Print all the entries verbatim.

- **Dataset records**
--- begin ---
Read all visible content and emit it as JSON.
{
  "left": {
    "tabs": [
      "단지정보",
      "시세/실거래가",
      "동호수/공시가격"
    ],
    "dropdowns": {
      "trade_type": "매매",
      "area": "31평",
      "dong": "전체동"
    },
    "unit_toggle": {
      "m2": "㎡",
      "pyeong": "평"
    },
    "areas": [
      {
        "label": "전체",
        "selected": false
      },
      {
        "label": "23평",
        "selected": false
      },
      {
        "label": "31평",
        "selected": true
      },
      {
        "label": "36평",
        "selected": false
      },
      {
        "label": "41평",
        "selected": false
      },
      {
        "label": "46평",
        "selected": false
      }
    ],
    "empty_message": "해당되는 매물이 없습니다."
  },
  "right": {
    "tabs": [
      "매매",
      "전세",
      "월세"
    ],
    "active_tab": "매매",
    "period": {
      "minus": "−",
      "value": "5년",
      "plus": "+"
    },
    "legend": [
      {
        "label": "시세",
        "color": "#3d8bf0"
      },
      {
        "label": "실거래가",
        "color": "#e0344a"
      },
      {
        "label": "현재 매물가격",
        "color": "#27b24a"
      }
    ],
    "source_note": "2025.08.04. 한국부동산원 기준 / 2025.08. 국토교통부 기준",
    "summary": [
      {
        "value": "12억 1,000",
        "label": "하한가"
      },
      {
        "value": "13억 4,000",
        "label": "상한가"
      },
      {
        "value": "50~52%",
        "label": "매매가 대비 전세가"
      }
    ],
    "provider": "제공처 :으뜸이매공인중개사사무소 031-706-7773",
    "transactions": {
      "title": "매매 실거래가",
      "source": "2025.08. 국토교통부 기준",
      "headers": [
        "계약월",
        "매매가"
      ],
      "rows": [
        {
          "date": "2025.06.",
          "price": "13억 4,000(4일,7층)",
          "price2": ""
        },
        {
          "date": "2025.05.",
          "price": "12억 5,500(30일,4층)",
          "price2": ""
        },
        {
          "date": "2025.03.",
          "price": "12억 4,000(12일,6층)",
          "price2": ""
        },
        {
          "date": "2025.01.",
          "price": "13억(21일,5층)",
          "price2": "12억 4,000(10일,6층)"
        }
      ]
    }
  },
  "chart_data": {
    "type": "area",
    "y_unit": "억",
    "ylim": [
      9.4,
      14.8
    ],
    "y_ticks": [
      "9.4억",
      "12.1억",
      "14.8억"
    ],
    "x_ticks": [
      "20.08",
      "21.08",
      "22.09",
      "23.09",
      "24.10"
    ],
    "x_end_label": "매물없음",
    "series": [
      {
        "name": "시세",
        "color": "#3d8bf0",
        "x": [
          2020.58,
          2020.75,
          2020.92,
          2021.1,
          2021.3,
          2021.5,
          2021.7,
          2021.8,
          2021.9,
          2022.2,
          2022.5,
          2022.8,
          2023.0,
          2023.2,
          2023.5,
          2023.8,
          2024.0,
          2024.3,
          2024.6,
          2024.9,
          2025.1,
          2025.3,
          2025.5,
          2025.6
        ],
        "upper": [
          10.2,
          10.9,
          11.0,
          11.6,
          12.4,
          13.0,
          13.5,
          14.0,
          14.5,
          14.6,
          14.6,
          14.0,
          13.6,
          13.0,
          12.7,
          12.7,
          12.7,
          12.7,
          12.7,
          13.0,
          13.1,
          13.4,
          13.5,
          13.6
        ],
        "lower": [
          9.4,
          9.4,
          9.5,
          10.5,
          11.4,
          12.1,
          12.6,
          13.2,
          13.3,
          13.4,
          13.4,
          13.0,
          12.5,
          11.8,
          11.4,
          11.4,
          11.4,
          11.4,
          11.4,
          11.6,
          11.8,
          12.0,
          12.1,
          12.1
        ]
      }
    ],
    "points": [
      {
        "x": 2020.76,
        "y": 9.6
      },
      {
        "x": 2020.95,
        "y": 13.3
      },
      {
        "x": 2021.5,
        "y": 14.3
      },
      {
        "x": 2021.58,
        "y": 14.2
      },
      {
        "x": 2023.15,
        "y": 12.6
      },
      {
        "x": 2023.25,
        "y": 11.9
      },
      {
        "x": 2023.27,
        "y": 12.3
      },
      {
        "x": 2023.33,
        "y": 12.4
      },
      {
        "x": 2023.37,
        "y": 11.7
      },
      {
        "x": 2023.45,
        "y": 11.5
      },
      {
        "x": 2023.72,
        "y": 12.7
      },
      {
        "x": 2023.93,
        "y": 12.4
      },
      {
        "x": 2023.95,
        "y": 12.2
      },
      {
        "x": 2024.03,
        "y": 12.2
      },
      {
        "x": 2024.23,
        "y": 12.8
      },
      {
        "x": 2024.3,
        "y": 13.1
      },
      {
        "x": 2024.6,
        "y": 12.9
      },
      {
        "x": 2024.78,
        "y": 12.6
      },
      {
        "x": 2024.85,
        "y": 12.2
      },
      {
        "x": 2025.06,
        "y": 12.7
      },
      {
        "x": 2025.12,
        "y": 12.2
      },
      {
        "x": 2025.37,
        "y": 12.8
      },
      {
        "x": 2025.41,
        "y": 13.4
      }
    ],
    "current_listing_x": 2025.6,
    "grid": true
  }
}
--- end ---
- **Answer to this problem**
Read all visible content and emit it as JSON.
{
  "left": {
    "tabs": [
      "단지정보",
      "시세/실거래가",
      "동호수/공시가격"
    ],
    "dropdowns": {
      "trade_type": "매매",
      "area": "31평",
      "dong": "전체동"
    },
    "unit_toggle": {
      "m2": "㎡",
      "pyeong": "평"
    },
    "areas": [
      {
        "label": "전체",
        "selected": false
      },
      {
        "label": "23평",
        "selected": false
      },
      {
        "label": "31평",
        "selected": true
      },
      {
        "label": "36평",
        "selected": false
      },
      {
        "label": "41평",
        "selected": false
      },
      {
        "label": "46평",
        "selected": false
      }
    ],
    "empty_message": "해당되는 매물이 없습니다."
  },
  "right": {
    "tabs": [
      "매매",
      "전세",
      "월세"
    ],
    "active_tab": "매매",
    "period": {
      "minus": "−",
      "value": "5년",
      "plus": "+"
    },
    "legend": [
      {
        "label": "시세",
        "color": "#3d8bf0"
      },
      {
        "label": "실거래가",
        "color": "#e0344a"
      },
      {
        "label": "현재 매물가격",
        "color": "#27b24a"
      }
    ],
    "source_note": "2025.08.04. 한국부동산원 기준 / 2025.08. 국토교통부 기준",
    "summary": [
      {
        "value": "12억 1,000",
        "label": "하한가"
      },
      {
        "value": "13억 4,000",
        "label": "상한가"
      },
      {
        "value": "50~52%",
        "label": "매매가 대비 전세가"
      }
    ],
    "provider": "제공처 :으뜸이매공인중개사사무소 031-706-7773",
    "transactions": {
      "title": "매매 실거래가",
      "source": "2025.08. 국토교통부 기준",
      "headers": [
        "계약월",
        "매매가"
      ],
      "rows": [
        {
          "date": "2025.06.",
          "price": "13억 4,000(4일,7층)",
          "price2": ""
        },
        {
          "date": "2025.05.",
          "price": "12억 5,500(30일,4층)",
          "price2": ""
        },
        {
          "date": "2025.03.",
          "price": "12억 4,000(12일,6층)",
          "price2": ""
        },
        {
          "date": "2025.01.",
          "price": "13억(21일,5층)",
          "price2": "12억 4,000(10일,6층)"
        }
      ]
    }
  },
  "chart_data": {
    "type": "area",
    "y_unit": "억",
    "ylim": [
      9.4,
      14.8
    ],
    "y_ticks": [
      "9.4억",
      "12.1억",
      "14.8억"
    ],
    "x_ticks": [
      "20.08",
      "21.08",
      "22.09",
      "23.09",
      "24.10"
    ],
    "x_end_label": "매물없음",
    "series": [
      {
        "name": "시세",
        "color": "#3d8bf0",
        "x": [
          2020.58,
          2020.75,
          2020.92,
          2021.1,
          2021.3,
          2021.5,
          2021.7,
          2021.8,
          2021.9,
          2022.2,
          2022.5,
          2022.8,
          2023.0,
          2023.2,
          2023.5,
          2023.8,
          2024.0,
          2024.3,
          2024.6,
          2024.9,
          2025.1,
          2025.3,
          2025.5,
          2025.6
        ],
        "upper": [
          10.2,
          10.9,
          11.0,
          11.6,
          12.4,
          13.0,
          13.5,
          14.0,
          14.5,
          14.6,
          14.6,
          14.0,
          13.6,
          13.0,
          12.7,
          12.7,
          12.7,
          12.7,
          12.7,
          13.0,
          13.1,
          13.4,
          13.5,
          13.6
        ],
        "lower": [
          9.4,
          9.4,
          9.5,
          10.5,
          11.4,
          12.1,
          12.6,
          13.2,
          13.3,
          13.4,
          13.4,
          13.0,
          12.5,
          11.8,
          11.4,
          11.4,
          11.4,
          11.4,
          11.4,
          11.6,
          11.8,
          12.0,
          12.1,
          12.1
        ]
      }
    ],
    "points": [
      {
        "x": 2020.76,
        "y": 9.6
      },
      {
        "x": 2020.95,
        "y": 13.3
      },
      {
        "x": 2021.5,
        "y": 14.3
      },
      {
        "x": 2021.58,
        "y": 14.2
      },
      {
        "x": 2023.15,
        "y": 12.6
      },
      {
        "x": 2023.25,
        "y": 11.9
      },
      {
        "x": 2023.27,
        "y": 12.3
      },
      {
        "x": 2023.33,
        "y": 12.4
      },
      {
        "x": 2023.37,
        "y": 11.7
      },
      {
        "x": 2023.45,
        "y": 11.5
      },
      {
        "x": 2023.72,
        "y": 12.7
      },
      {
        "x": 2023.93,
        "y": 12.4
      },
      {
        "x": 2023.95,
        "y": 12.2
      },
      {
        "x": 2024.03,
        "y": 12.2
      },
      {
        "x": 2024.23,
        "y": 12.8
      },
      {
        "x": 2024.3,
        "y": 13.1
      },
      {
        "x": 2024.6,
        "y": 12.9
      },
      {
        "x": 2024.78,
        "y": 12.6
      },
      {
        "x": 2024.85,
        "y": 12.2
      },
      {
        "x": 2025.06,
        "y": 12.7
      },
      {
        "x": 2025.12,
        "y": 12.2
      },
      {
        "x": 2025.37,
        "y": 12.8
      },
      {
        "x": 2025.41,
        "y": 13.4
      }
    ],
    "current_listing_x": 2025.6,
    "grid": true
  }
}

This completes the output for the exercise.